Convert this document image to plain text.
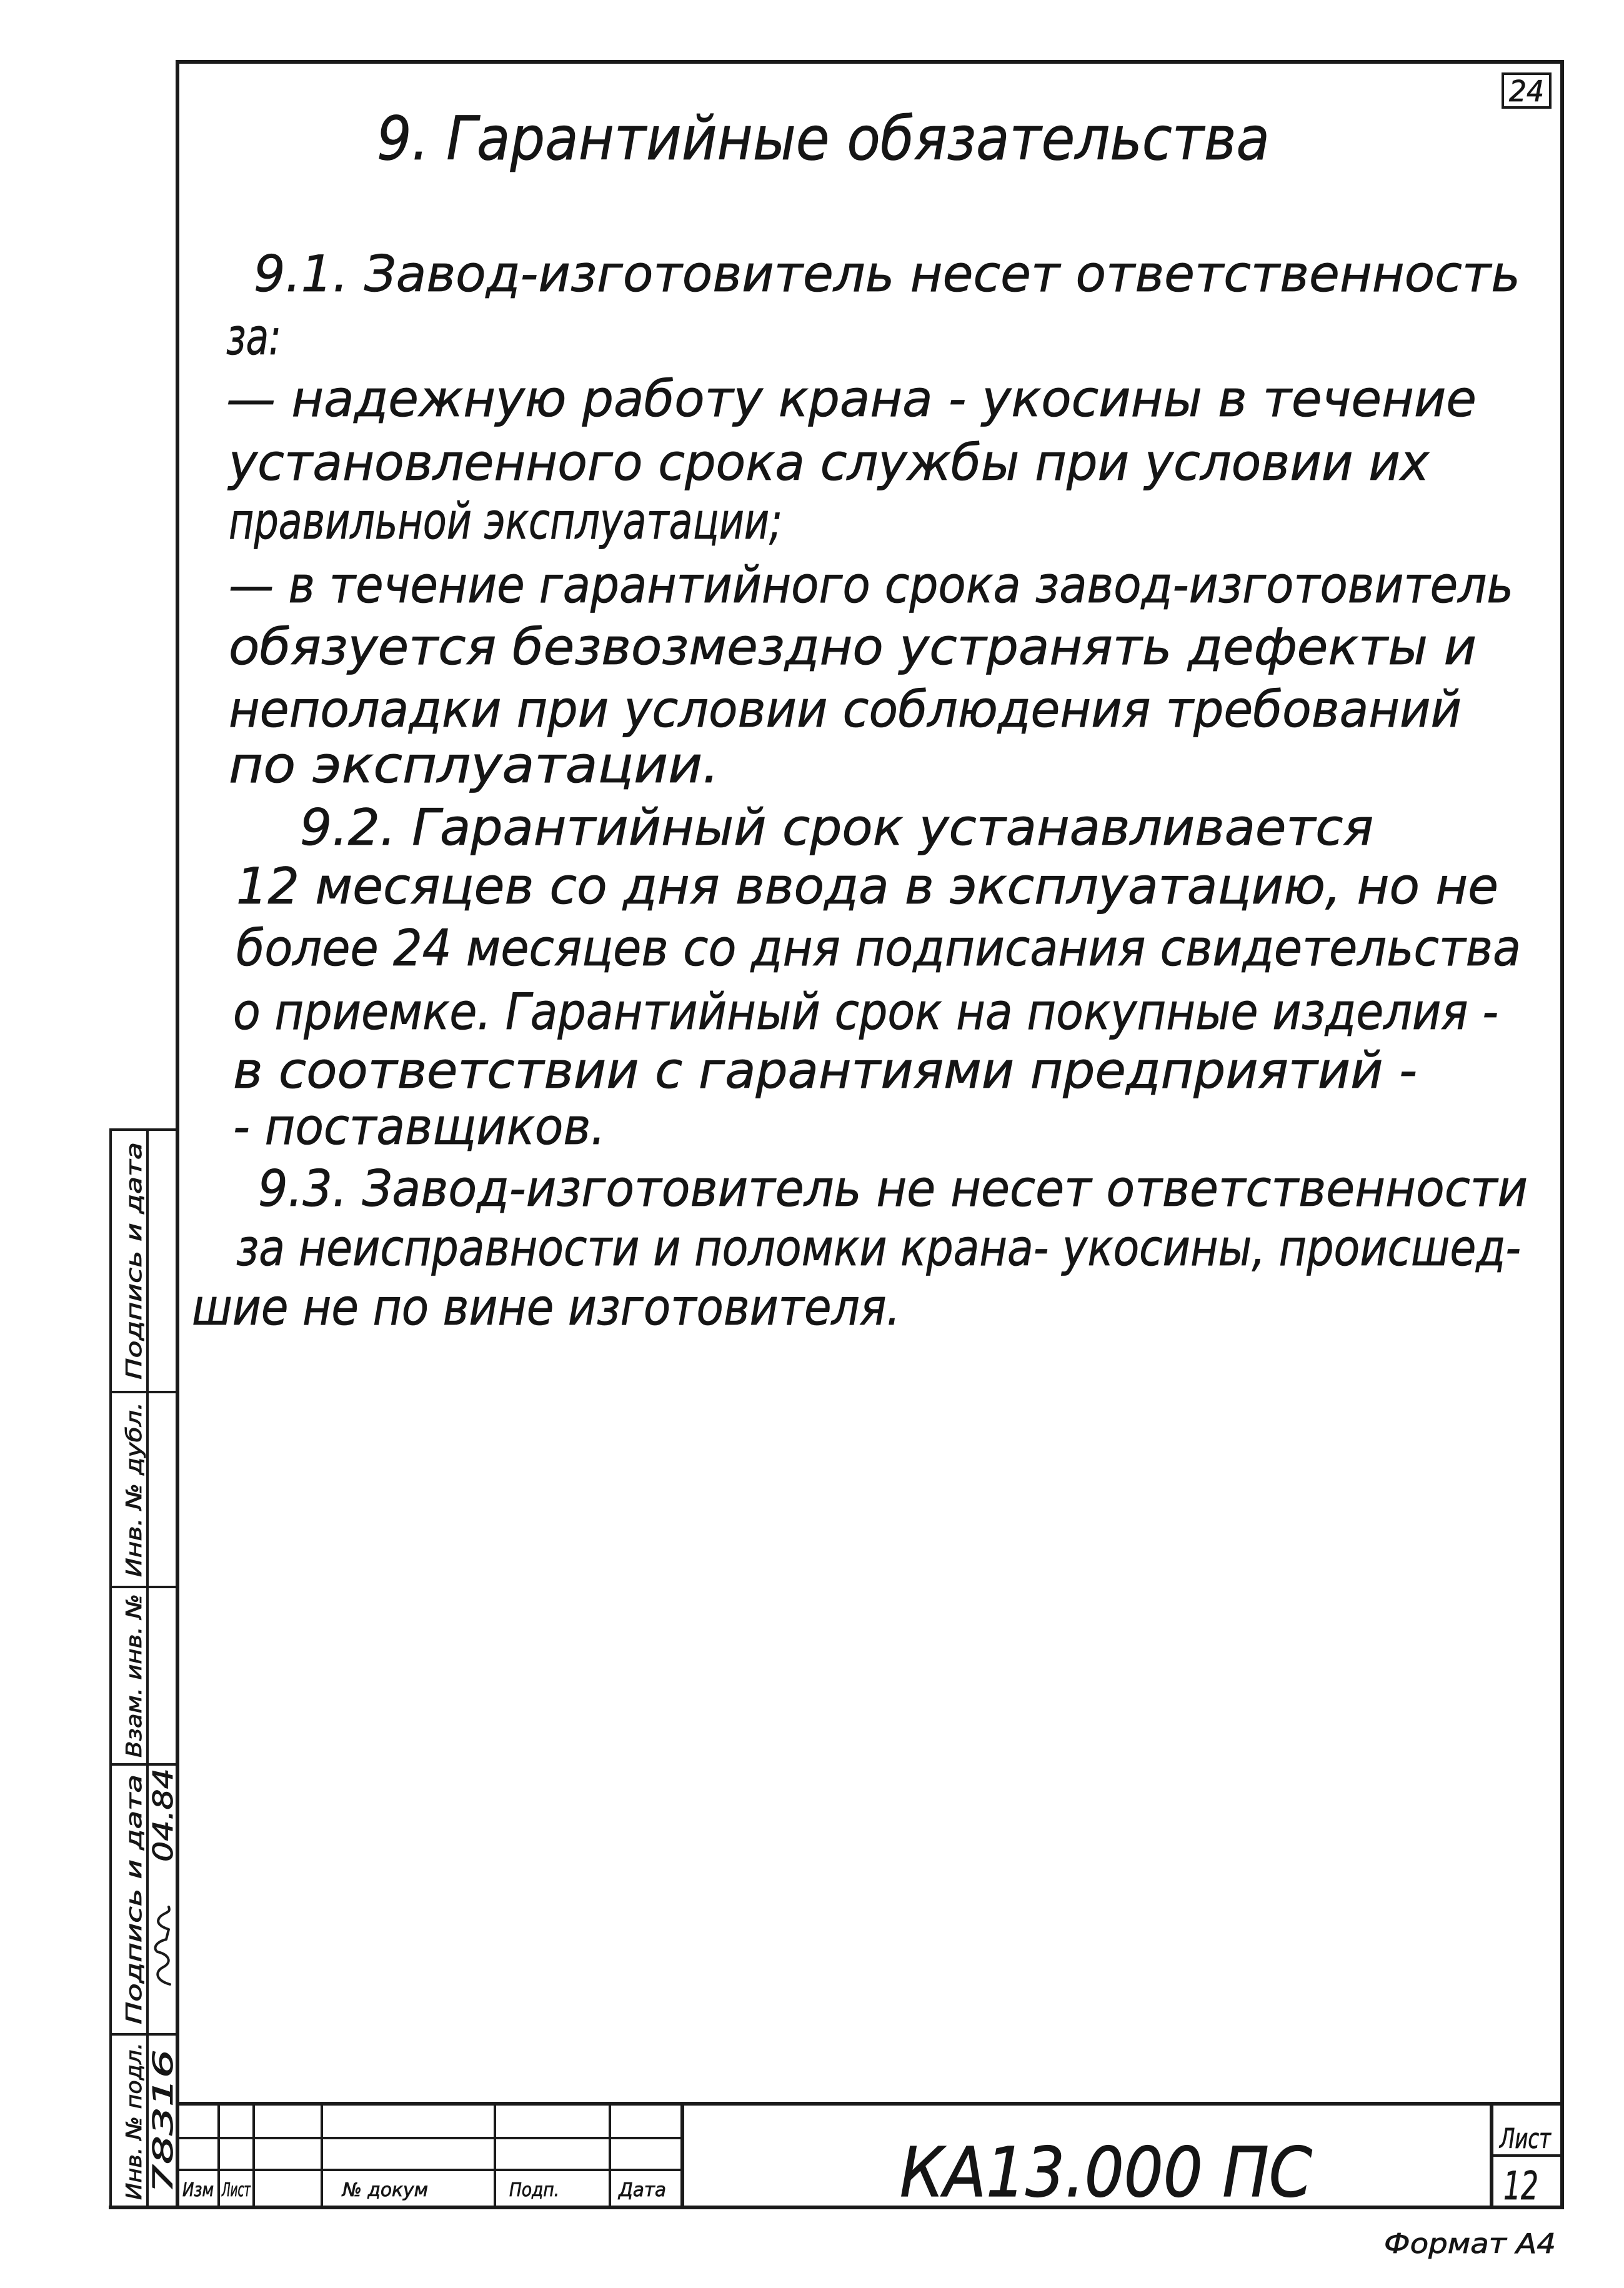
24
9. Гарантийные обязательства
9.1. Завод-изготовитель несет ответственность
за:
— надежную работу крана - укосины в течение
установленного срока службы при условии их
правильной эксплуатации;
— в течение гарантийного срока завод-изготовитель
обязуется безвозмездно устранять дефекты и
неполадки при условии соблюдения требований
по эксплуатации.
9.2. Гарантийный срок устанавливается
12 месяцев со дня ввода в эксплуатацию, но не
более 24 месяцев со дня подписания свидетельства
о приемке. Гарантийный срок на покупные изделия -
в соответствии с гарантиями предприятий -
- поставщиков.
9.3. Завод-изготовитель не несет ответственности
за неисправности и поломки крана- укосины, происшед-
шие не по вине изготовителя.
Подпись и дата
Инв. № дубл.
Взам. инв. №
Подпись и дата
Инв. № подл. 78316
04.84
Изм Лист	№ докум	Подп.	Дата	КА13.000 ПС	Лист
12
Формат А4
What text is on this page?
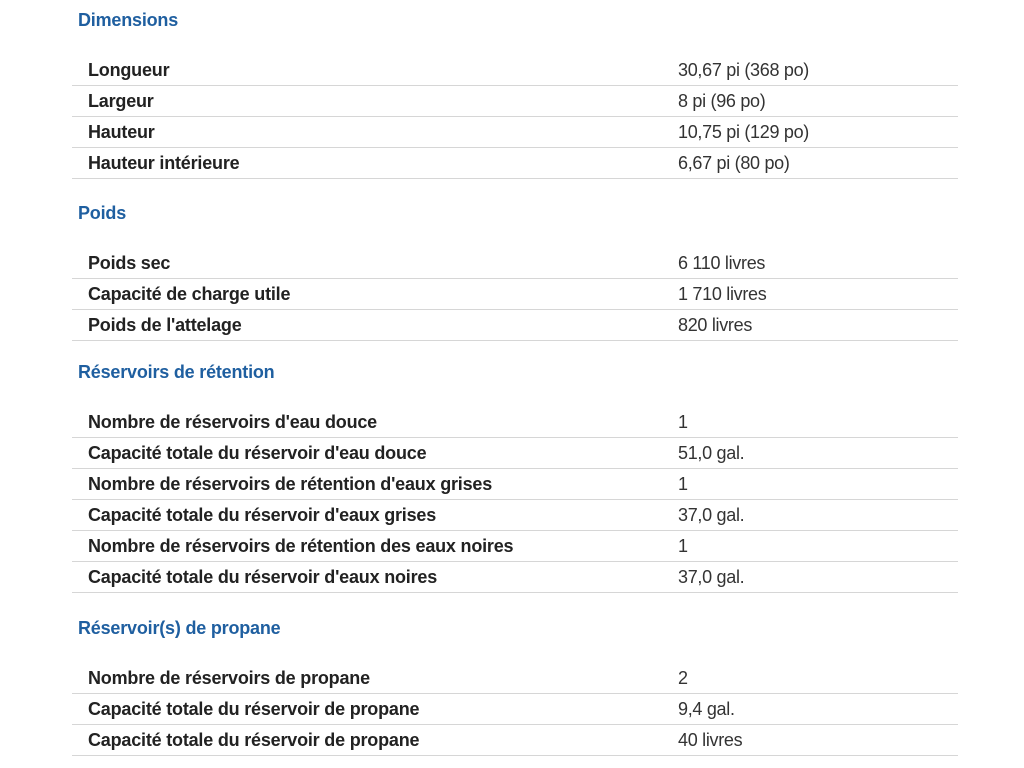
Dimensions
Longueur	30,67 pi (368 po)
Largeur	8 pi (96 po)
Hauteur	10,75 pi (129 po)
Hauteur intérieure	6,67 pi (80 po)
Poids
Poids sec	6 110 livres
Capacité de charge utile	1 710 livres
Poids de l'attelage	820 livres
Réservoirs de rétention
Nombre de réservoirs d'eau douce	1
Capacité totale du réservoir d'eau douce	51,0 gal.
Nombre de réservoirs de rétention d'eaux grises	1
Capacité totale du réservoir d'eaux grises	37,0 gal.
Nombre de réservoirs de rétention des eaux noires	1
Capacité totale du réservoir d'eaux noires	37,0 gal.
Réservoir(s) de propane
Nombre de réservoirs de propane	2
Capacité totale du réservoir de propane	9,4 gal.
Capacité totale du réservoir de propane	40 livres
######
**Task brief:** Looking at the entries above, say how many lines contain the word "месяцев". Only the number is wanted.

**The reply:** 2